Your task is to retype each line of the data below exactly.

╭──

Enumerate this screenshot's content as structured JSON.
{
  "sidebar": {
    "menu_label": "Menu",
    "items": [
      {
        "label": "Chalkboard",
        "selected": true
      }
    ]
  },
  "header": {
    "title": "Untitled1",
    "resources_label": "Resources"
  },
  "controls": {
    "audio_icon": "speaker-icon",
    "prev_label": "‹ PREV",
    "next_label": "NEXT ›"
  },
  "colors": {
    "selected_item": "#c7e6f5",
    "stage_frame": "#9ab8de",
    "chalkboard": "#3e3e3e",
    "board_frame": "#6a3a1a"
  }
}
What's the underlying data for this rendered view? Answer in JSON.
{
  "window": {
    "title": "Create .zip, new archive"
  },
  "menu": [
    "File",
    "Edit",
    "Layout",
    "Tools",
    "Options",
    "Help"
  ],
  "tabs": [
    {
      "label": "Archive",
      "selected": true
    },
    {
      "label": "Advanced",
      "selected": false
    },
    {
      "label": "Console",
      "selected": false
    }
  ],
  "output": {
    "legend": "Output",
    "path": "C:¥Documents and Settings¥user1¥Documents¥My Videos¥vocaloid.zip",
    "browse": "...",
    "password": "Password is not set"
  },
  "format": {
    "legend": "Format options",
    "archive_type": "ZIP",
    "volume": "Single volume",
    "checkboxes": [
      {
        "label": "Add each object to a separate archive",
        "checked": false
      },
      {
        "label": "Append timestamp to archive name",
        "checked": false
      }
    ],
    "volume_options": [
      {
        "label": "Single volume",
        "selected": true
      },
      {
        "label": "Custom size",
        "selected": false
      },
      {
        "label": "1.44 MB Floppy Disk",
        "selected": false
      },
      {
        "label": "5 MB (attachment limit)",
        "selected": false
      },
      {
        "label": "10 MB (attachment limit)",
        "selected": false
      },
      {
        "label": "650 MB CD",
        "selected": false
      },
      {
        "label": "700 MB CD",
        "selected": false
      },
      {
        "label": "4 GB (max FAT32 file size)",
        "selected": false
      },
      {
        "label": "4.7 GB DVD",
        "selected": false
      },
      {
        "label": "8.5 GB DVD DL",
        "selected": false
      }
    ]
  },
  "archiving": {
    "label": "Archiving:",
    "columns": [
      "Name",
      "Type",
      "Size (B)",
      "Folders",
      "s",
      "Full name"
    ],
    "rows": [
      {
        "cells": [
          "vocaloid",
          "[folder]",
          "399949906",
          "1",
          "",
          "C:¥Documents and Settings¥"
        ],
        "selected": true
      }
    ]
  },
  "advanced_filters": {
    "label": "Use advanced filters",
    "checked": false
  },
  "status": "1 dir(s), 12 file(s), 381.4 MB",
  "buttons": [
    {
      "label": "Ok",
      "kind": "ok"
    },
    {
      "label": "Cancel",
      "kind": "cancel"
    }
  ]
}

╰──

■ RESULT FOR THIS EXERCISE ■
Enumerate this screenshot's content as structured JSON.
{
  "sidebar": {
    "menu_label": "Menu",
    "items": [
      {
        "label": "Chalkboard",
        "selected": true
      }
    ]
  },
  "header": {
    "title": "Untitled1",
    "resources_label": "Resources"
  },
  "controls": {
    "audio_icon": "speaker-icon",
    "prev_label": "‹ PREV",
    "next_label": "NEXT ›"
  },
  "colors": {
    "selected_item": "#c7e6f5",
    "stage_frame": "#9ab8de",
    "chalkboard": "#3e3e3e",
    "board_frame": "#6a3a1a"
  }
}
What's the underlying data for this rendered view? Answer in JSON.
{
  "window": {
    "title": "Create .zip, new archive"
  },
  "menu": [
    "File",
    "Edit",
    "Layout",
    "Tools",
    "Options",
    "Help"
  ],
  "tabs": [
    {
      "label": "Archive",
      "selected": true
    },
    {
      "label": "Advanced",
      "selected": false
    },
    {
      "label": "Console",
      "selected": false
    }
  ],
  "output": {
    "legend": "Output",
    "path": "C:¥Documents and Settings¥user1¥Documents¥My Videos¥vocaloid.zip",
    "browse": "...",
    "password": "Password is not set"
  },
  "format": {
    "legend": "Format options",
    "archive_type": "ZIP",
    "volume": "Single volume",
    "checkboxes": [
      {
        "label": "Add each object to a separate archive",
        "checked": false
      },
      {
        "label": "Append timestamp to archive name",
        "checked": false
      }
    ],
    "volume_options": [
      {
        "label": "Single volume",
        "selected": true
      },
      {
        "label": "Custom size",
        "selected": false
      },
      {
        "label": "1.44 MB Floppy Disk",
        "selected": false
      },
      {
        "label": "5 MB (attachment limit)",
        "selected": false
      },
      {
        "label": "10 MB (attachment limit)",
        "selected": false
      },
      {
        "label": "650 MB CD",
        "selected": false
      },
      {
        "label": "700 MB CD",
        "selected": false
      },
      {
        "label": "4 GB (max FAT32 file size)",
        "selected": false
      },
      {
        "label": "4.7 GB DVD",
        "selected": false
      },
      {
        "label": "8.5 GB DVD DL",
        "selected": false
      }
    ]
  },
  "archiving": {
    "label": "Archiving:",
    "columns": [
      "Name",
      "Type",
      "Size (B)",
      "Folders",
      "s",
      "Full name"
    ],
    "rows": [
      {
        "cells": [
          "vocaloid",
          "[folder]",
          "399949906",
          "1",
          "",
          "C:¥Documents and Settings¥"
        ],
        "selected": true
      }
    ]
  },
  "advanced_filters": {
    "label": "Use advanced filters",
    "checked": false
  },
  "status": "1 dir(s), 12 file(s), 381.4 MB",
  "buttons": [
    {
      "label": "Ok",
      "kind": "ok"
    },
    {
      "label": "Cancel",
      "kind": "cancel"
    }
  ]
}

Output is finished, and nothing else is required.